● TASK MATERIAL

++++++

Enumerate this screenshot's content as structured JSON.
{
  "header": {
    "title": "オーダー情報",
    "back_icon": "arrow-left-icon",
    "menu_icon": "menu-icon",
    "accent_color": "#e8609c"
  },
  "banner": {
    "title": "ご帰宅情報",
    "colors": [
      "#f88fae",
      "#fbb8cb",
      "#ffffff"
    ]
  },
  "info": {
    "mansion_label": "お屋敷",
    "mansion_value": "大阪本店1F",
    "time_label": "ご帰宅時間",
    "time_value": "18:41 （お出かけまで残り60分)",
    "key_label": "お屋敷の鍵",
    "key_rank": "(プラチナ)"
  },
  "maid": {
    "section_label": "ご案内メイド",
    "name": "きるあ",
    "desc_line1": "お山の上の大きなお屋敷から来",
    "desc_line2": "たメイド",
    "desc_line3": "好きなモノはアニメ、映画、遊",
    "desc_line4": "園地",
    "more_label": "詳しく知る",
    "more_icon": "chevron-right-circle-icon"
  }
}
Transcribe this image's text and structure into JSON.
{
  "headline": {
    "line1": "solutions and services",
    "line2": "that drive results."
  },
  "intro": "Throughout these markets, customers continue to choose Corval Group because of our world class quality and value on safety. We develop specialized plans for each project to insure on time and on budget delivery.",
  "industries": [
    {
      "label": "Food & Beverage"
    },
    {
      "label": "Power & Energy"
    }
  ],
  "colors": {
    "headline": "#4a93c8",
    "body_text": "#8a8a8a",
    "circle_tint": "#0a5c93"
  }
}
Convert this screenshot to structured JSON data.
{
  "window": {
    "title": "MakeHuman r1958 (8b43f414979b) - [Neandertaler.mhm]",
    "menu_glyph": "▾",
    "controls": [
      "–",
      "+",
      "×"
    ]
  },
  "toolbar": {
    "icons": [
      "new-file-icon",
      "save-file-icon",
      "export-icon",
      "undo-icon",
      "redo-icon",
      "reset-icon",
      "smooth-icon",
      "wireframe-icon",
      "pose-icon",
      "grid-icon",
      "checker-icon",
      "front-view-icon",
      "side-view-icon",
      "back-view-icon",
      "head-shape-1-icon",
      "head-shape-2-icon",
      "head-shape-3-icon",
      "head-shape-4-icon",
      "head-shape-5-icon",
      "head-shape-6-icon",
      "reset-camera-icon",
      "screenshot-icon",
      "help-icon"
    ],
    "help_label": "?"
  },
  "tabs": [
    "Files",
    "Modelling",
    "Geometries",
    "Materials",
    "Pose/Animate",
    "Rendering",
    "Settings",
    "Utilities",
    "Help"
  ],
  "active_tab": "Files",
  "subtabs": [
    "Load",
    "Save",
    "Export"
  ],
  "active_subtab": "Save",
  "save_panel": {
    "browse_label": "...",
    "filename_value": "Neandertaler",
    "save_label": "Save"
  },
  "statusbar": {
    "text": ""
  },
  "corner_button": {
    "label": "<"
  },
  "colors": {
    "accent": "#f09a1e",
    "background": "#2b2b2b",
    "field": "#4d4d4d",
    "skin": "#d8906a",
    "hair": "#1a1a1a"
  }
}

++++++

● SHORT TASK
Please repeat the listing exactly, with nothing left out.

● IN RESPONSE
Enumerate this screenshot's content as structured JSON.
{
  "header": {
    "title": "オーダー情報",
    "back_icon": "arrow-left-icon",
    "menu_icon": "menu-icon",
    "accent_color": "#e8609c"
  },
  "banner": {
    "title": "ご帰宅情報",
    "colors": [
      "#f88fae",
      "#fbb8cb",
      "#ffffff"
    ]
  },
  "info": {
    "mansion_label": "お屋敷",
    "mansion_value": "大阪本店1F",
    "time_label": "ご帰宅時間",
    "time_value": "18:41 （お出かけまで残り60分)",
    "key_label": "お屋敷の鍵",
    "key_rank": "(プラチナ)"
  },
  "maid": {
    "section_label": "ご案内メイド",
    "name": "きるあ",
    "desc_line1": "お山の上の大きなお屋敷から来",
    "desc_line2": "たメイド",
    "desc_line3": "好きなモノはアニメ、映画、遊",
    "desc_line4": "園地",
    "more_label": "詳しく知る",
    "more_icon": "chevron-right-circle-icon"
  }
}
Transcribe this image's text and structure into JSON.
{
  "headline": {
    "line1": "solutions and services",
    "line2": "that drive results."
  },
  "intro": "Throughout these markets, customers continue to choose Corval Group because of our world class quality and value on safety. We develop specialized plans for each project to insure on time and on budget delivery.",
  "industries": [
    {
      "label": "Food & Beverage"
    },
    {
      "label": "Power & Energy"
    }
  ],
  "colors": {
    "headline": "#4a93c8",
    "body_text": "#8a8a8a",
    "circle_tint": "#0a5c93"
  }
}
Convert this screenshot to structured JSON data.
{
  "window": {
    "title": "MakeHuman r1958 (8b43f414979b) - [Neandertaler.mhm]",
    "menu_glyph": "▾",
    "controls": [
      "–",
      "+",
      "×"
    ]
  },
  "toolbar": {
    "icons": [
      "new-file-icon",
      "save-file-icon",
      "export-icon",
      "undo-icon",
      "redo-icon",
      "reset-icon",
      "smooth-icon",
      "wireframe-icon",
      "pose-icon",
      "grid-icon",
      "checker-icon",
      "front-view-icon",
      "side-view-icon",
      "back-view-icon",
      "head-shape-1-icon",
      "head-shape-2-icon",
      "head-shape-3-icon",
      "head-shape-4-icon",
      "head-shape-5-icon",
      "head-shape-6-icon",
      "reset-camera-icon",
      "screenshot-icon",
      "help-icon"
    ],
    "help_label": "?"
  },
  "tabs": [
    "Files",
    "Modelling",
    "Geometries",
    "Materials",
    "Pose/Animate",
    "Rendering",
    "Settings",
    "Utilities",
    "Help"
  ],
  "active_tab": "Files",
  "subtabs": [
    "Load",
    "Save",
    "Export"
  ],
  "active_subtab": "Save",
  "save_panel": {
    "browse_label": "...",
    "filename_value": "Neandertaler",
    "save_label": "Save"
  },
  "statusbar": {
    "text": ""
  },
  "corner_button": {
    "label": "<"
  },
  "colors": {
    "accent": "#f09a1e",
    "background": "#2b2b2b",
    "field": "#4d4d4d",
    "skin": "#d8906a",
    "hair": "#1a1a1a"
  }
}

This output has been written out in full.